### [Exercise]
Pull out all lines from the listing below in which the word "Остановка" appears.

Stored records
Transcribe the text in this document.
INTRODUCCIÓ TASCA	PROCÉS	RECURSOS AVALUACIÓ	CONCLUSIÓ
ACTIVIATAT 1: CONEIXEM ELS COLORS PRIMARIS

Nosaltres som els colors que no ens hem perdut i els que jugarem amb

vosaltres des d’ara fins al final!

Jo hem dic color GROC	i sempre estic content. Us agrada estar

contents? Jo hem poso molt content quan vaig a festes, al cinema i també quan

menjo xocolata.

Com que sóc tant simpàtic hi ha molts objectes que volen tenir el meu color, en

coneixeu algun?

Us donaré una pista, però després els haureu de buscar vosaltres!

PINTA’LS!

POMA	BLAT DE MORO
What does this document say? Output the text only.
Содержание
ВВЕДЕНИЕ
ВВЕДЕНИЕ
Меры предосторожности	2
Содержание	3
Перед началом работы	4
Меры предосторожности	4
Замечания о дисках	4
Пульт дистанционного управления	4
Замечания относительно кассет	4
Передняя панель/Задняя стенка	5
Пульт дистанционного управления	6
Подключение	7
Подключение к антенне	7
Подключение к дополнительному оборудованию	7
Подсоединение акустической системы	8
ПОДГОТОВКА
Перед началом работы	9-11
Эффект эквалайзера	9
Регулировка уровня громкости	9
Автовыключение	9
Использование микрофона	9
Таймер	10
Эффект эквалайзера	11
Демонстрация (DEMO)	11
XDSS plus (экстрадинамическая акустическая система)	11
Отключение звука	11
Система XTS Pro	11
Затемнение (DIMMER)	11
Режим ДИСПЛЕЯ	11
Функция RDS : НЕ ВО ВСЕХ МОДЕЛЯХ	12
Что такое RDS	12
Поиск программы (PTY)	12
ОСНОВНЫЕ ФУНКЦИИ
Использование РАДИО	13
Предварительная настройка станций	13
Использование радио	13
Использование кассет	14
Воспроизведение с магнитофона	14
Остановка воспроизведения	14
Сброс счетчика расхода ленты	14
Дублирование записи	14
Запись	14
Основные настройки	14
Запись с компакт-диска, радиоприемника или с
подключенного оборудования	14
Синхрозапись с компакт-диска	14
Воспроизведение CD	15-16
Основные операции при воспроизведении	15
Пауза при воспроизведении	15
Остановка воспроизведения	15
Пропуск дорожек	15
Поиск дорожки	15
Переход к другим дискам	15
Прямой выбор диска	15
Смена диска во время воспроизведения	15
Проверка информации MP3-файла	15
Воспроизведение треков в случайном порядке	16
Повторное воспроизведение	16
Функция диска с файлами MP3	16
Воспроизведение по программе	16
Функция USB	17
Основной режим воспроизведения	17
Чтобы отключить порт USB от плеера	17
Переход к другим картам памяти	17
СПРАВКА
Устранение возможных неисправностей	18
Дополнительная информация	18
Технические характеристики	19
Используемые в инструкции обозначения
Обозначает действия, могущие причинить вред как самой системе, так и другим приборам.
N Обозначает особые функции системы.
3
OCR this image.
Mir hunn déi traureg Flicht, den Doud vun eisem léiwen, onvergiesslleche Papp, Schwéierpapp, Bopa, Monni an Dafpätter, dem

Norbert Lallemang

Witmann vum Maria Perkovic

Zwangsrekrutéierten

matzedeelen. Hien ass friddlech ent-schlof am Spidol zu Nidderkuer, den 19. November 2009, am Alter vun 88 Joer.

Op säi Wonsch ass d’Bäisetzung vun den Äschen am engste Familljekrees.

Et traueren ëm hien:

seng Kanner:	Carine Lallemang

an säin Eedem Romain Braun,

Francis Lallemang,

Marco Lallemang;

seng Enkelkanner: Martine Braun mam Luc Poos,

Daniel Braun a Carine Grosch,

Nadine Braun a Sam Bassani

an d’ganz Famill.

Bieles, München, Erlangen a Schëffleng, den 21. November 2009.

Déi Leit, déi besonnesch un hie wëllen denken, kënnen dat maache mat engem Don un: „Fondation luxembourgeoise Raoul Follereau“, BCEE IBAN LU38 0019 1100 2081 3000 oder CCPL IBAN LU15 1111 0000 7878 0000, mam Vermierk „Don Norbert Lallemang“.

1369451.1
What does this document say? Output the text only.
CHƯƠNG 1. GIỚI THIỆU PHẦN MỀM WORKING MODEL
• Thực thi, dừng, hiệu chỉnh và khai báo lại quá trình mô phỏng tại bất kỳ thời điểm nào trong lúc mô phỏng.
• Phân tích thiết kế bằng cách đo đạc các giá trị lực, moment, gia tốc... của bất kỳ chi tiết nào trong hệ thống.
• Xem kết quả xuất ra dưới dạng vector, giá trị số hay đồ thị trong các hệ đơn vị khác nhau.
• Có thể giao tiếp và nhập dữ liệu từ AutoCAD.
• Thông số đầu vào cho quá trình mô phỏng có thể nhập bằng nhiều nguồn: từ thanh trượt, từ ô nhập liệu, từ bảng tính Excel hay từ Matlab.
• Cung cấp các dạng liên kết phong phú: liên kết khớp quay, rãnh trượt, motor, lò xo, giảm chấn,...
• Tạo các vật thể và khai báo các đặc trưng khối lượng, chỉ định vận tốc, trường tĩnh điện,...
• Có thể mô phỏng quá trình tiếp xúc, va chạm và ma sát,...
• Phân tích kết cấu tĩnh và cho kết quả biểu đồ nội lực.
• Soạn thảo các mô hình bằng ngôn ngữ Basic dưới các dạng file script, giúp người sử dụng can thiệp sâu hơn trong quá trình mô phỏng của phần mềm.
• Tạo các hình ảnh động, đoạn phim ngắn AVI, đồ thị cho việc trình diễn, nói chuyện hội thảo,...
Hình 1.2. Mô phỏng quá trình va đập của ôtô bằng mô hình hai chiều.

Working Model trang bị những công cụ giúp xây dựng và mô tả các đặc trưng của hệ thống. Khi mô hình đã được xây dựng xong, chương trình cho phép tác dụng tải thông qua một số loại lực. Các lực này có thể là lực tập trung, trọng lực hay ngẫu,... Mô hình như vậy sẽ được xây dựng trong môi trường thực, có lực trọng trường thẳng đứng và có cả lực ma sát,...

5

### [Response to the task]
Остановка воспроизведения	14
Остановка воспроизведения	15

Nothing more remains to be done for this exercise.